--- begin Recorded information ---
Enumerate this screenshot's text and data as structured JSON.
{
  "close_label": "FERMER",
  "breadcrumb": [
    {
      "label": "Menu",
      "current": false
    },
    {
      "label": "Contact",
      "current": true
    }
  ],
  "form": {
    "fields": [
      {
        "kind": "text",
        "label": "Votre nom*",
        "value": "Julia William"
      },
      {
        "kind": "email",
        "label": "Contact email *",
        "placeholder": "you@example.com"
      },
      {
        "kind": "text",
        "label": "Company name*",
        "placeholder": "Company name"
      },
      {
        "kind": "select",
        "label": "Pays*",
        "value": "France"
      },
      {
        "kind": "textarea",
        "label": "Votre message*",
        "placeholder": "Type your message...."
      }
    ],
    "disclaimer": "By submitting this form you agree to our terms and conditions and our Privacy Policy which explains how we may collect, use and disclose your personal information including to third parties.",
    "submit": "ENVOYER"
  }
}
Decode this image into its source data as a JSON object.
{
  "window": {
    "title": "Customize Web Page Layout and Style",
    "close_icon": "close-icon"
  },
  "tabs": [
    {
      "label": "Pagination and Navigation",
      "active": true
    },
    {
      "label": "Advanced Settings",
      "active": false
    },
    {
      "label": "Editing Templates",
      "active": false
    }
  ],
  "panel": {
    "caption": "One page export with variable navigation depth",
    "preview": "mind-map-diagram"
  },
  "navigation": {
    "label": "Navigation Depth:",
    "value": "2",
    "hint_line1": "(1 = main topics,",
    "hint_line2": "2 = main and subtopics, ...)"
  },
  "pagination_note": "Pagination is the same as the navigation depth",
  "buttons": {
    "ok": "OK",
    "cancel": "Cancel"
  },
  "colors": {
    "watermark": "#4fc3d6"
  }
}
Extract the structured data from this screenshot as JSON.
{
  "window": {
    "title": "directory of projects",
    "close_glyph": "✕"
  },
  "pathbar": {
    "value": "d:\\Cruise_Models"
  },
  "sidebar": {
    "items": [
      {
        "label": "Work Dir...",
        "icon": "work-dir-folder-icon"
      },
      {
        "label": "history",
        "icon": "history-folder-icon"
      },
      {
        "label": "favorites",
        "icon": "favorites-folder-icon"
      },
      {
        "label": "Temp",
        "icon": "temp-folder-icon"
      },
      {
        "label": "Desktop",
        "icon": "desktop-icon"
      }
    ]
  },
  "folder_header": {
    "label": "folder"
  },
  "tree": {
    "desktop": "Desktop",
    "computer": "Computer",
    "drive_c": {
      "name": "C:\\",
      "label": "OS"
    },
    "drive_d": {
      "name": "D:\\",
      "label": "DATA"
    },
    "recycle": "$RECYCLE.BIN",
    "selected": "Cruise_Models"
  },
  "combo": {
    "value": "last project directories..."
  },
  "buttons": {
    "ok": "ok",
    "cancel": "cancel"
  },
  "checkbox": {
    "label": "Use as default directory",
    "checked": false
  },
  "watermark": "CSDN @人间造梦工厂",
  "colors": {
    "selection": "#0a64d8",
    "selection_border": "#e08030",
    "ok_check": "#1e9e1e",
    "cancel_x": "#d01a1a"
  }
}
--- end Recorded information ---
Transcribe each entry exactly.

Worked solution:
Enumerate this screenshot's text and data as structured JSON.
{
  "close_label": "FERMER",
  "breadcrumb": [
    {
      "label": "Menu",
      "current": false
    },
    {
      "label": "Contact",
      "current": true
    }
  ],
  "form": {
    "fields": [
      {
        "kind": "text",
        "label": "Votre nom*",
        "value": "Julia William"
      },
      {
        "kind": "email",
        "label": "Contact email *",
        "placeholder": "you@example.com"
      },
      {
        "kind": "text",
        "label": "Company name*",
        "placeholder": "Company name"
      },
      {
        "kind": "select",
        "label": "Pays*",
        "value": "France"
      },
      {
        "kind": "textarea",
        "label": "Votre message*",
        "placeholder": "Type your message...."
      }
    ],
    "disclaimer": "By submitting this form you agree to our terms and conditions and our Privacy Policy which explains how we may collect, use and disclose your personal information including to third parties.",
    "submit": "ENVOYER"
  }
}
Decode this image into its source data as a JSON object.
{
  "window": {
    "title": "Customize Web Page Layout and Style",
    "close_icon": "close-icon"
  },
  "tabs": [
    {
      "label": "Pagination and Navigation",
      "active": true
    },
    {
      "label": "Advanced Settings",
      "active": false
    },
    {
      "label": "Editing Templates",
      "active": false
    }
  ],
  "panel": {
    "caption": "One page export with variable navigation depth",
    "preview": "mind-map-diagram"
  },
  "navigation": {
    "label": "Navigation Depth:",
    "value": "2",
    "hint_line1": "(1 = main topics,",
    "hint_line2": "2 = main and subtopics, ...)"
  },
  "pagination_note": "Pagination is the same as the navigation depth",
  "buttons": {
    "ok": "OK",
    "cancel": "Cancel"
  },
  "colors": {
    "watermark": "#4fc3d6"
  }
}
Extract the structured data from this screenshot as JSON.
{
  "window": {
    "title": "directory of projects",
    "close_glyph": "✕"
  },
  "pathbar": {
    "value": "d:\\Cruise_Models"
  },
  "sidebar": {
    "items": [
      {
        "label": "Work Dir...",
        "icon": "work-dir-folder-icon"
      },
      {
        "label": "history",
        "icon": "history-folder-icon"
      },
      {
        "label": "favorites",
        "icon": "favorites-folder-icon"
      },
      {
        "label": "Temp",
        "icon": "temp-folder-icon"
      },
      {
        "label": "Desktop",
        "icon": "desktop-icon"
      }
    ]
  },
  "folder_header": {
    "label": "folder"
  },
  "tree": {
    "desktop": "Desktop",
    "computer": "Computer",
    "drive_c": {
      "name": "C:\\",
      "label": "OS"
    },
    "drive_d": {
      "name": "D:\\",
      "label": "DATA"
    },
    "recycle": "$RECYCLE.BIN",
    "selected": "Cruise_Models"
  },
  "combo": {
    "value": "last project directories..."
  },
  "buttons": {
    "ok": "ok",
    "cancel": "cancel"
  },
  "checkbox": {
    "label": "Use as default directory",
    "checked": false
  },
  "watermark": "CSDN @人间造梦工厂",
  "colors": {
    "selection": "#0a64d8",
    "selection_border": "#e08030",
    "ok_check": "#1e9e1e",
    "cancel_x": "#d01a1a"
  }
}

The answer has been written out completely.